WORK TO BE COMPLETED
Filter the listing and keep only the lines with the word "your".

══ SUPPLIED ENTRIES

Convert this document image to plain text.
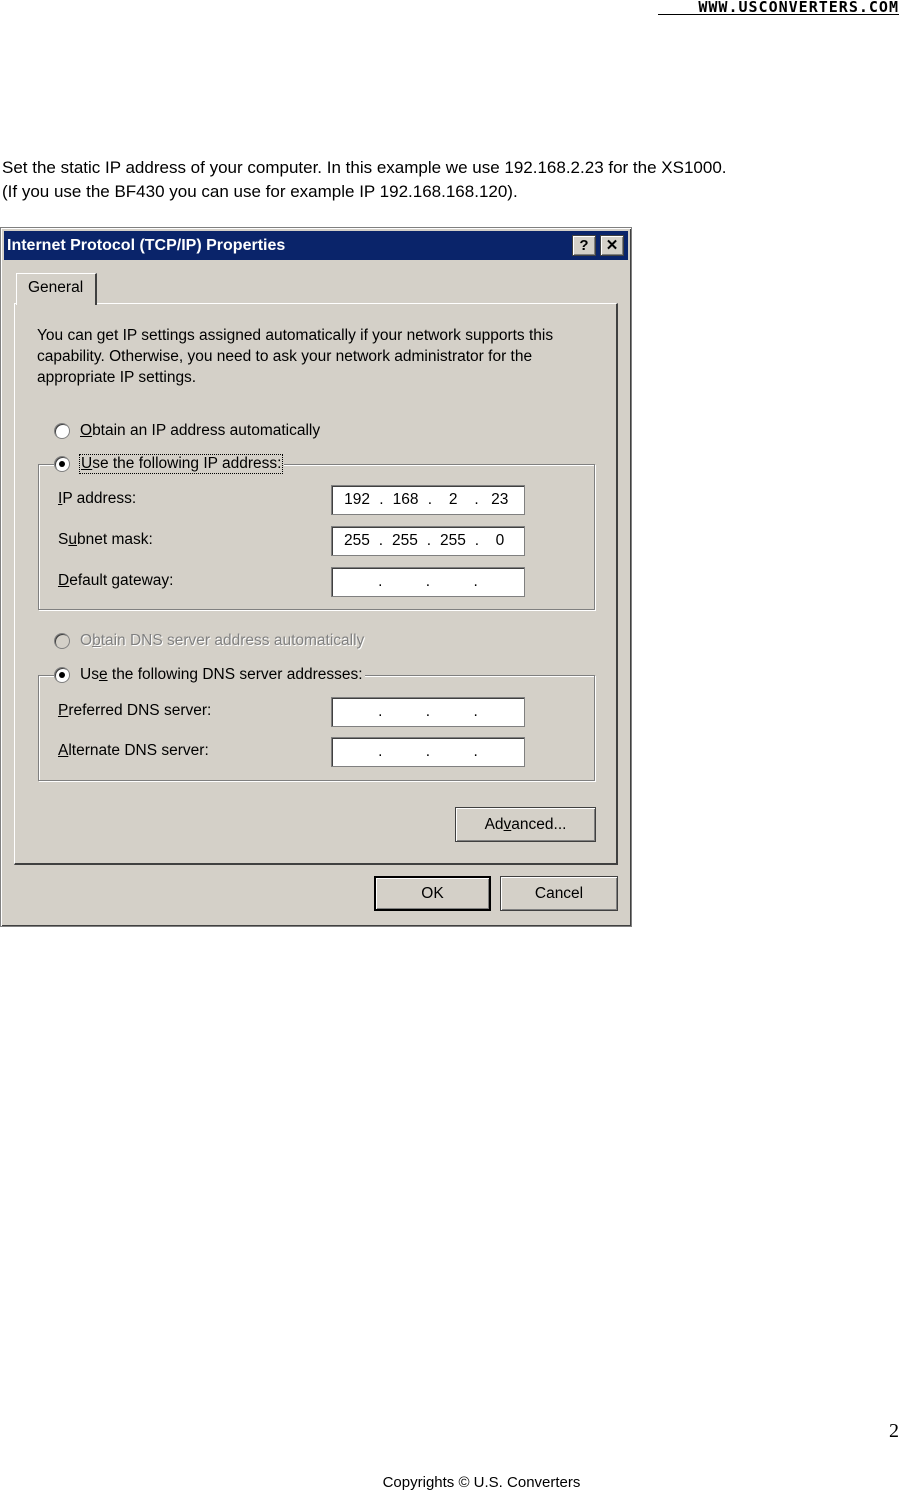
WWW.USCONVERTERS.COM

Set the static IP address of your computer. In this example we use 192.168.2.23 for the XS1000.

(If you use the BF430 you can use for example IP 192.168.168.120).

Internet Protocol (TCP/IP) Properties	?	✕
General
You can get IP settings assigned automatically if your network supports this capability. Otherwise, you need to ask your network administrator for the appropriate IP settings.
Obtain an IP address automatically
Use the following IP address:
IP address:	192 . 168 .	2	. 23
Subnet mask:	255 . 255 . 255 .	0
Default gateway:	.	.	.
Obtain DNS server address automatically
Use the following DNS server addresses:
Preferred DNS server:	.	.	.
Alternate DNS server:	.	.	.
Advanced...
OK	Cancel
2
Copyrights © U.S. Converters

════

RESULT FOR THIS TASK
Set the static IP address of your computer. In this example we use 192.168.2.23 for the XS1000.
You can get IP settings assigned automatically if your network supports this capability. Otherwise, you need to ask your network administrator for the appropriate IP settings.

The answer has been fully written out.